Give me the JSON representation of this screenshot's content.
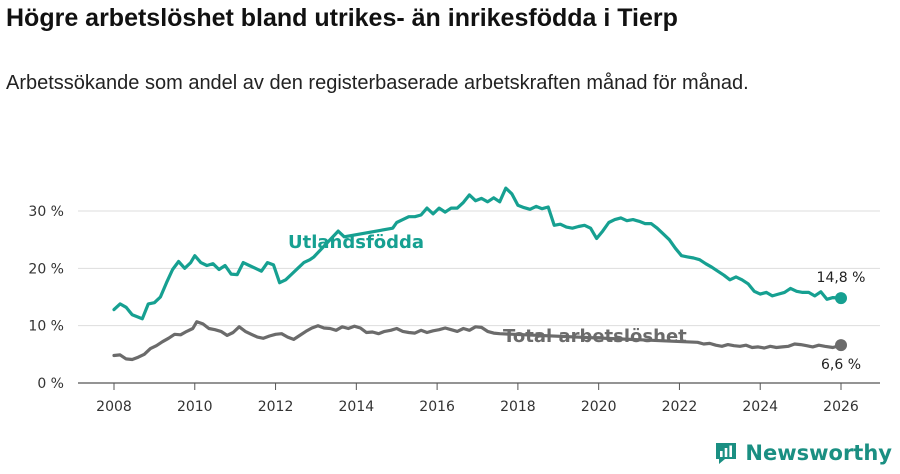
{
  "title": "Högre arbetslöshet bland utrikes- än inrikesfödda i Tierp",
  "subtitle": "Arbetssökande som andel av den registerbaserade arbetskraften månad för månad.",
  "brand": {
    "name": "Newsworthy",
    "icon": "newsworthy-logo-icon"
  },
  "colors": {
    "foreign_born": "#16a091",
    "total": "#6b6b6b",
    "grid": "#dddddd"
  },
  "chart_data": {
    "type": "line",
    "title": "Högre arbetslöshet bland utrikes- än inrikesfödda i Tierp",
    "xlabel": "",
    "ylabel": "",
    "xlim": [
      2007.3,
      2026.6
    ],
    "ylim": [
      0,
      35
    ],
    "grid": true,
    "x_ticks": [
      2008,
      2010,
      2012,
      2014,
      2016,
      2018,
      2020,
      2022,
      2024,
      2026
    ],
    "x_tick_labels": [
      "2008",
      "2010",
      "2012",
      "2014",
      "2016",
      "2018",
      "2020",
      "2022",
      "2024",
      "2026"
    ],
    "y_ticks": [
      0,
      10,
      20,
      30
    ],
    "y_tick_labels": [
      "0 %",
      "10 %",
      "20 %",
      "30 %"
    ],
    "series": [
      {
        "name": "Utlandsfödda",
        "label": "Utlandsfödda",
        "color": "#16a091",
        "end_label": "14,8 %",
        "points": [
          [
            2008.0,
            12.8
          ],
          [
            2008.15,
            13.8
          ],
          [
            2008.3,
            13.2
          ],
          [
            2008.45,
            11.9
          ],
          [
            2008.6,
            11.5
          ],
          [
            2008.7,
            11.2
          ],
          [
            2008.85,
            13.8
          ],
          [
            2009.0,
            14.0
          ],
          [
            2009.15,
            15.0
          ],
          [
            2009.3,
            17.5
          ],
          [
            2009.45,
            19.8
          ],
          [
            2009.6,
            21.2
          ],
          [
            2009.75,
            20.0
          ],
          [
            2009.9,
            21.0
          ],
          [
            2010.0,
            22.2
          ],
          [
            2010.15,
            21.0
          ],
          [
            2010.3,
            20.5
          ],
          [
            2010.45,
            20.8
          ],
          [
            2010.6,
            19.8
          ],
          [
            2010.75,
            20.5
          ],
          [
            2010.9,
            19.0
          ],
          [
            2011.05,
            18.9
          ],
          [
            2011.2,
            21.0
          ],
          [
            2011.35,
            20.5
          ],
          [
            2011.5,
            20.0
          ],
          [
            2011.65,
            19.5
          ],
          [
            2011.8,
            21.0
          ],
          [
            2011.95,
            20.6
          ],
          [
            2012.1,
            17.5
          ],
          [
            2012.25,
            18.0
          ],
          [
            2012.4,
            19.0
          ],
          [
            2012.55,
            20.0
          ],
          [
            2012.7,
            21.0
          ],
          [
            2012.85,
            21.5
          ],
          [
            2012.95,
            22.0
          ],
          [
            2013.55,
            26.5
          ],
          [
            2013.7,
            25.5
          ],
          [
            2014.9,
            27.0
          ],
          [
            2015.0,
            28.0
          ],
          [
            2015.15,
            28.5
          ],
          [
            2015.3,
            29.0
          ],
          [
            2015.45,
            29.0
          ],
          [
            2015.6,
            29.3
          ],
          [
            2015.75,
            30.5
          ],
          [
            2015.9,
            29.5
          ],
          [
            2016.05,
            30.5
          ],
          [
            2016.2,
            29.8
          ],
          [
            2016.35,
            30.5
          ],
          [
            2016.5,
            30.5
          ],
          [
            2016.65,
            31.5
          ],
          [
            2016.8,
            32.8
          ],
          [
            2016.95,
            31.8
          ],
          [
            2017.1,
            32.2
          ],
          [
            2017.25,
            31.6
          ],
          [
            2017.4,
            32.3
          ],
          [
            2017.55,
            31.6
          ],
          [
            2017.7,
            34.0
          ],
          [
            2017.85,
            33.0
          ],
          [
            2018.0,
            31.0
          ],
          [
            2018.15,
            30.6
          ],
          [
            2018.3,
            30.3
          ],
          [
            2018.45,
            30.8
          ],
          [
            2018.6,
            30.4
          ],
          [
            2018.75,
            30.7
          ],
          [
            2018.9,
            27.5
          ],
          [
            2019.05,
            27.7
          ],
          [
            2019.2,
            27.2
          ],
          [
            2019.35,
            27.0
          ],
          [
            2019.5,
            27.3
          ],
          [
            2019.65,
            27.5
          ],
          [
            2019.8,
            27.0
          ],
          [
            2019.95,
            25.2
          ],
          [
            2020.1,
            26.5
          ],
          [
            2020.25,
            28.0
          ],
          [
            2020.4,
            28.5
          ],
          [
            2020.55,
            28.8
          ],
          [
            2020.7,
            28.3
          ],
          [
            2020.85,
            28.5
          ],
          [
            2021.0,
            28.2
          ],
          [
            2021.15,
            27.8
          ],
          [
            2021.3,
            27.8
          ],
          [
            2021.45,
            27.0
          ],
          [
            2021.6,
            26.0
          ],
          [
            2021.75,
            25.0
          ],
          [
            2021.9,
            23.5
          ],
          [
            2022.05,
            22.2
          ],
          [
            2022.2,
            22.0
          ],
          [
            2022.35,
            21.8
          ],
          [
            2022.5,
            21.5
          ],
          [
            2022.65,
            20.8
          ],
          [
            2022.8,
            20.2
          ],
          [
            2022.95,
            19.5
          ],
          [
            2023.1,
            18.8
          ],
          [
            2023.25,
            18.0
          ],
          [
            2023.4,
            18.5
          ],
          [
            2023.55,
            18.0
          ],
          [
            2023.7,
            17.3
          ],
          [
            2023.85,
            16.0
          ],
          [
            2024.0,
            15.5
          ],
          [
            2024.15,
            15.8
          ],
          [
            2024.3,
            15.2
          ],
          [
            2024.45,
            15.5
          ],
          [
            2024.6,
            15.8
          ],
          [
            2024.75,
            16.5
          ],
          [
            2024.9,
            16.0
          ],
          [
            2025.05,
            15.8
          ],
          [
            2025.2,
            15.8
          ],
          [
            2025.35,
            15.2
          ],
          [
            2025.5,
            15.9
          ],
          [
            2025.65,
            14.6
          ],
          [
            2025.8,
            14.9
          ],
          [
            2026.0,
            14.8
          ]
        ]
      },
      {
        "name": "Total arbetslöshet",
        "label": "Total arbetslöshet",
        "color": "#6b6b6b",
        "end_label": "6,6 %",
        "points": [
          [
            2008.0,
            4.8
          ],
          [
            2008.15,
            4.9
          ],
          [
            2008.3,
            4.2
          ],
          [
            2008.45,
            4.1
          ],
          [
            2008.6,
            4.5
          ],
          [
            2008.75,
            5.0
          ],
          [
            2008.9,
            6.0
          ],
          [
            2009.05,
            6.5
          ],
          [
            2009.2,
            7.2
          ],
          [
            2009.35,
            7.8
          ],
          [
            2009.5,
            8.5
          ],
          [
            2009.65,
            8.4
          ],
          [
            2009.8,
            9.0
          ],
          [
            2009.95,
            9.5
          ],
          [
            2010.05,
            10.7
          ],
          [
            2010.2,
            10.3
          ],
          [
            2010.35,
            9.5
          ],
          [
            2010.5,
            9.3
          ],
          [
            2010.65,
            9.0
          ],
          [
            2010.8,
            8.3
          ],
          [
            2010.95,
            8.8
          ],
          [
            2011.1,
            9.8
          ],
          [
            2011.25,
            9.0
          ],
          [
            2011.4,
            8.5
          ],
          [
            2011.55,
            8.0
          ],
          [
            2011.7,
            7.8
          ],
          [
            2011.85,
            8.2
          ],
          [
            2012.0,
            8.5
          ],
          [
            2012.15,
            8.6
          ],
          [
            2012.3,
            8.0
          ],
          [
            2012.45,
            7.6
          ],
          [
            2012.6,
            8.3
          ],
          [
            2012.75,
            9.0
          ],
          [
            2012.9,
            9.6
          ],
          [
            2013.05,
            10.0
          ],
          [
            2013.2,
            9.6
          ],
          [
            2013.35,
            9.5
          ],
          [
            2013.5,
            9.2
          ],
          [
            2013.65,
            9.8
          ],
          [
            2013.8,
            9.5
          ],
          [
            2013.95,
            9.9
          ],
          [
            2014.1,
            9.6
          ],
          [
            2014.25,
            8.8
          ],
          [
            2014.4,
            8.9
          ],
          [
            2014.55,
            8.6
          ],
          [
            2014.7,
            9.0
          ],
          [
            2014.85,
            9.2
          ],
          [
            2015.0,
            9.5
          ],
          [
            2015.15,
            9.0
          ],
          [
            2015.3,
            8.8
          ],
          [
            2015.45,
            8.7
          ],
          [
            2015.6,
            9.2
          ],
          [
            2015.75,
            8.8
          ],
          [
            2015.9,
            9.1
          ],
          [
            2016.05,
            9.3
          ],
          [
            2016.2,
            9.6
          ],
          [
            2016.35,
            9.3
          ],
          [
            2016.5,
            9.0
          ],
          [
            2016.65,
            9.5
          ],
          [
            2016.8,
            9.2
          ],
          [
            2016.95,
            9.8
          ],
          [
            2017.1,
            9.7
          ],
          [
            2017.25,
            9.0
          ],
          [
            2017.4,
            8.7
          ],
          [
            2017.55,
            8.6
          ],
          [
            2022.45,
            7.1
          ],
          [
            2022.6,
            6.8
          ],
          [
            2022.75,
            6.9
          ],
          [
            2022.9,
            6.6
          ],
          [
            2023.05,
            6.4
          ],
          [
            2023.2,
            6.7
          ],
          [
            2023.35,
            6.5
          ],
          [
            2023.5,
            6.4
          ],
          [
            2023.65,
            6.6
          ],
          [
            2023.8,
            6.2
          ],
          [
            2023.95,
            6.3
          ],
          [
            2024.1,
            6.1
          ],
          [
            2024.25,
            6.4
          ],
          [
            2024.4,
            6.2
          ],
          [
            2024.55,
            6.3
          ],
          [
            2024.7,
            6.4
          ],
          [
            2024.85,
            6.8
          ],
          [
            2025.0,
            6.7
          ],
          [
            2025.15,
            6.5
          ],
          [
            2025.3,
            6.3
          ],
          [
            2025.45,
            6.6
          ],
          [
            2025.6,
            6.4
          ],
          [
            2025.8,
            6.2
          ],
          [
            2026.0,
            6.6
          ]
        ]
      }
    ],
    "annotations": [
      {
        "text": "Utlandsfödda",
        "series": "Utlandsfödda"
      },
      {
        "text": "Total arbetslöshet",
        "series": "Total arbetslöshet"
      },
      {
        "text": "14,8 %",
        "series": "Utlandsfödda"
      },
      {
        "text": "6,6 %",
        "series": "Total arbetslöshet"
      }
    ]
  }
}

YOUR OBJECTIVE ::
Report how many lines of the listing hold the string "bland", giving only the number.

FULL OUTPUT ::
2